Return the lines where the word "JSON" occurs.

### DATASET ENTRIES
"""
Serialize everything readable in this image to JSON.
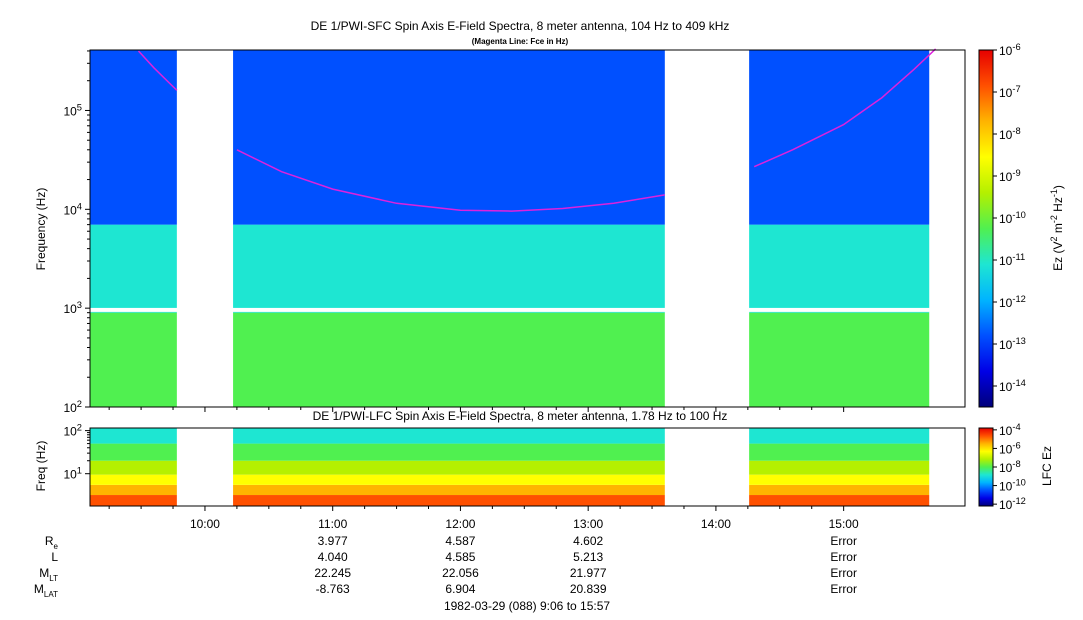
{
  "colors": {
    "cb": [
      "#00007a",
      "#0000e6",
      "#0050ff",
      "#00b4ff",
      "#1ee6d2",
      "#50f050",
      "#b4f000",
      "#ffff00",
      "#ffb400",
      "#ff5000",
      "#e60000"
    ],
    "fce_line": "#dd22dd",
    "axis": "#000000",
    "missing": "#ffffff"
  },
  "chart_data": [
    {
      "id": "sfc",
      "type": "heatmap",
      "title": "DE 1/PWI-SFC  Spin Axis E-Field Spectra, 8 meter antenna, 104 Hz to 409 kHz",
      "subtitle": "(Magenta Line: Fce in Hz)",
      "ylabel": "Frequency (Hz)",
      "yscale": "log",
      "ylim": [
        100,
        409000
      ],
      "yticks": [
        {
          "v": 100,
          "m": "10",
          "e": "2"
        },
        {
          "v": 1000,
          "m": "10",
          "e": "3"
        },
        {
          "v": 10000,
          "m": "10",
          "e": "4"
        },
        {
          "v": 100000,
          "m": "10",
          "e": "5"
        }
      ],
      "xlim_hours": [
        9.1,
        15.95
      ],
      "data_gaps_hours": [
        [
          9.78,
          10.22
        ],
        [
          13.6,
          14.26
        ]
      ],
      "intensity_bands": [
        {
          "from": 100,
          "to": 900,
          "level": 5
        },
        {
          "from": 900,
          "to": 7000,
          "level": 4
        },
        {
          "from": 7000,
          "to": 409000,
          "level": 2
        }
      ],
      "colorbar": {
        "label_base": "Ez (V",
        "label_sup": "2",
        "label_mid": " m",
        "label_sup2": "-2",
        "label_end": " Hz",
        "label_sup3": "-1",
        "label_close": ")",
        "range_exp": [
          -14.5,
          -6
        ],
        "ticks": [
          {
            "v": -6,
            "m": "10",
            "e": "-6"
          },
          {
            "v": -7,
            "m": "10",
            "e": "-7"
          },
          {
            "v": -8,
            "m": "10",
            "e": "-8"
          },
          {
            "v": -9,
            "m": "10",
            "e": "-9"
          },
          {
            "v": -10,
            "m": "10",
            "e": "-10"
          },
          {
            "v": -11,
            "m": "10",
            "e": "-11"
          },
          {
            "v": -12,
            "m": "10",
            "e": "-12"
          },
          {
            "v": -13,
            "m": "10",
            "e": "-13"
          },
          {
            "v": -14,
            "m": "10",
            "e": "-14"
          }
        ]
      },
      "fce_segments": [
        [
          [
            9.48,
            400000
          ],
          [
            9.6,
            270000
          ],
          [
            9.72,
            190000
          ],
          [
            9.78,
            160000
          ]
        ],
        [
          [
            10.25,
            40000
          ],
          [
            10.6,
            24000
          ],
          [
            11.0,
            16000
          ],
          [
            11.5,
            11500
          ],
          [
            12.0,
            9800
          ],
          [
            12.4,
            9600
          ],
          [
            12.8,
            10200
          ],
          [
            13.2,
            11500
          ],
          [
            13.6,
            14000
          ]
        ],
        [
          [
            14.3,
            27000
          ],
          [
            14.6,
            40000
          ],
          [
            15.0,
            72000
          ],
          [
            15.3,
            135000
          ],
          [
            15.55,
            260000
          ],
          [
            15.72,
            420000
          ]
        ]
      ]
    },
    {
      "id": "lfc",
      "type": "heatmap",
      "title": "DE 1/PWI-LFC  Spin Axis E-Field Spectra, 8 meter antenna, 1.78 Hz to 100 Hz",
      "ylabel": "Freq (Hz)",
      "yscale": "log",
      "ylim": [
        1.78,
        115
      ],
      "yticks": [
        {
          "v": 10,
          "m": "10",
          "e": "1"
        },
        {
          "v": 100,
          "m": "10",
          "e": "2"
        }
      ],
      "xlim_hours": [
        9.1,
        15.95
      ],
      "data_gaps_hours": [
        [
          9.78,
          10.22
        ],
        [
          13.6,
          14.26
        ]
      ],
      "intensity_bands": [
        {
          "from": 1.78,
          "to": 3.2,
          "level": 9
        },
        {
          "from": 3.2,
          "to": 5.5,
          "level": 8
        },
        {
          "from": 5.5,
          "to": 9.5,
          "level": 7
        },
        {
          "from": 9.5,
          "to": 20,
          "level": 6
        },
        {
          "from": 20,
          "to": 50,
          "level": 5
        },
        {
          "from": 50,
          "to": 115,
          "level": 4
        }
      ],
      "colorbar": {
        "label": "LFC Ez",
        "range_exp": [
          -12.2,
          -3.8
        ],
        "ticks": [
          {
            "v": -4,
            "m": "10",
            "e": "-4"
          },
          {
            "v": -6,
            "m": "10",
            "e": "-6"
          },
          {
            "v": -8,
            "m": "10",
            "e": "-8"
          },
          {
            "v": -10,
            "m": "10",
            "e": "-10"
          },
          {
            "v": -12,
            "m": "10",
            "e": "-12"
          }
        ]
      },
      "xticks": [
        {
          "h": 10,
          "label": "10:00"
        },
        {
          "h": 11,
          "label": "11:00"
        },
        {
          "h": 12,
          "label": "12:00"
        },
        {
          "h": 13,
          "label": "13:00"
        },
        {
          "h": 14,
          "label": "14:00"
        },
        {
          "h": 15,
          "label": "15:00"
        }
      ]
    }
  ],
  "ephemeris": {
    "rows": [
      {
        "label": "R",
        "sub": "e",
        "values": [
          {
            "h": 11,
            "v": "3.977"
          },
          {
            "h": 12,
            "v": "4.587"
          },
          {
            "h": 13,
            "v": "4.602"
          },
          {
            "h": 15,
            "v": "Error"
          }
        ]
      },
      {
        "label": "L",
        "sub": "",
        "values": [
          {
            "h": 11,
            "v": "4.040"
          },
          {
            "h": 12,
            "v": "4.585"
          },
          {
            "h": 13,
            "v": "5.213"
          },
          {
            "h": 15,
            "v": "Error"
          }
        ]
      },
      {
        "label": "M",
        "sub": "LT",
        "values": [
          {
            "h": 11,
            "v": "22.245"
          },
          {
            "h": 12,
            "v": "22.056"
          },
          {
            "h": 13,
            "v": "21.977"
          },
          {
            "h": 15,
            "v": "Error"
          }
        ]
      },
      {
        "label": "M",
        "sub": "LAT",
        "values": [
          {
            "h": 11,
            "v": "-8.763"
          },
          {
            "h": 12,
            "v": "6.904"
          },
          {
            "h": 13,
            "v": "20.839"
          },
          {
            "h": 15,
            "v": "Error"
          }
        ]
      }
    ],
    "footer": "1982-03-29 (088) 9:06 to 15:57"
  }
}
"""
"""
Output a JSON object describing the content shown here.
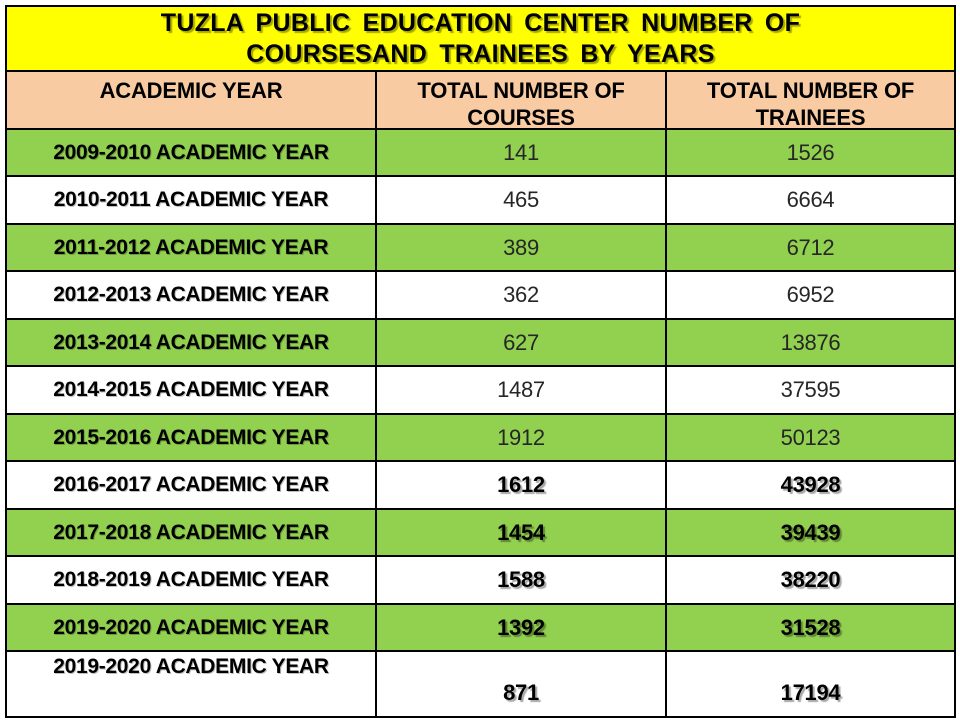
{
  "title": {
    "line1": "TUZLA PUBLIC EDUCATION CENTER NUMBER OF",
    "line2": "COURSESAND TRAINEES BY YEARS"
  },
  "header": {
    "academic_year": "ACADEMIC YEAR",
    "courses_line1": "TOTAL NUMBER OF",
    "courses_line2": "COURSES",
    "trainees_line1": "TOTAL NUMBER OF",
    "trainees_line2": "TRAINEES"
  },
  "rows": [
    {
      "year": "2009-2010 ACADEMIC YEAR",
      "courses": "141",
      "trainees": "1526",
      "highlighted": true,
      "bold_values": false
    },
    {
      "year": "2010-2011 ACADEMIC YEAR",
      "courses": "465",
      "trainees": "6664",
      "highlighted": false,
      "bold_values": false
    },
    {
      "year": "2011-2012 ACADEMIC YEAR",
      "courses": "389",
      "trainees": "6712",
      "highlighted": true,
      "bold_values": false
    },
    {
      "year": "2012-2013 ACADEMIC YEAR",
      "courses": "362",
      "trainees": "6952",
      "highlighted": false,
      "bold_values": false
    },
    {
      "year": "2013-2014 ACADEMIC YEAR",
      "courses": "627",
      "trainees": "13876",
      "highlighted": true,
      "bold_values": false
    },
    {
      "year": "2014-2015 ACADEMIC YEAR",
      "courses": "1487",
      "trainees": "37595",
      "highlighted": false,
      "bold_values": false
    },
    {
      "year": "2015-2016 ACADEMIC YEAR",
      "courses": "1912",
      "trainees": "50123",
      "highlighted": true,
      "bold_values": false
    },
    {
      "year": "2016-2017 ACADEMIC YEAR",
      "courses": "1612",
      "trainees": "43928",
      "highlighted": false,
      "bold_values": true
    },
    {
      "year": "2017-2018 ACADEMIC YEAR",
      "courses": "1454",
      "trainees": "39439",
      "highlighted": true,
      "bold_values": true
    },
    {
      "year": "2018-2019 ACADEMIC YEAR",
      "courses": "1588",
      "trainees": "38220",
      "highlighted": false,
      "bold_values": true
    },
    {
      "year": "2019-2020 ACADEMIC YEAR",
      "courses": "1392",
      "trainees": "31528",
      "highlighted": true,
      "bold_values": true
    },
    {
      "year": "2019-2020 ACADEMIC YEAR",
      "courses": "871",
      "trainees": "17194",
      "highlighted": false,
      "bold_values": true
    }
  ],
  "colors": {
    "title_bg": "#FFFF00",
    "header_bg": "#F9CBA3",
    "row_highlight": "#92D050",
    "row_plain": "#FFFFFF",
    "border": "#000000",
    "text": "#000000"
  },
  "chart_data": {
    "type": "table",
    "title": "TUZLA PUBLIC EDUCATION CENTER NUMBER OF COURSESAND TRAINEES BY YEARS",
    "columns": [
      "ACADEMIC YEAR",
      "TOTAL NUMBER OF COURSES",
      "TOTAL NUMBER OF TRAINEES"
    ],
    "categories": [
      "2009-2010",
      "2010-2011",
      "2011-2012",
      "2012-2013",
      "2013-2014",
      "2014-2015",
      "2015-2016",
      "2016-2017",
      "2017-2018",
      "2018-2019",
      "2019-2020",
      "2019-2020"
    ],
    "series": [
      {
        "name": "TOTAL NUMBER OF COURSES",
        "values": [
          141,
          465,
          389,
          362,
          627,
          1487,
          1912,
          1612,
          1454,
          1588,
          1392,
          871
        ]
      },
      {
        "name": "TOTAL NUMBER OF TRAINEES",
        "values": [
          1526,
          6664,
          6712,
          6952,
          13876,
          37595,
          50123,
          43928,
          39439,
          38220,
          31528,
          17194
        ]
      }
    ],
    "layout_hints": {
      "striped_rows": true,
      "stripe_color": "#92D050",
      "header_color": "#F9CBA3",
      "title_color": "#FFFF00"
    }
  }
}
"""
### CORRECT ANSWER
Serialize everything readable in this image to JSON.
Output a JSON object describing the content shown here.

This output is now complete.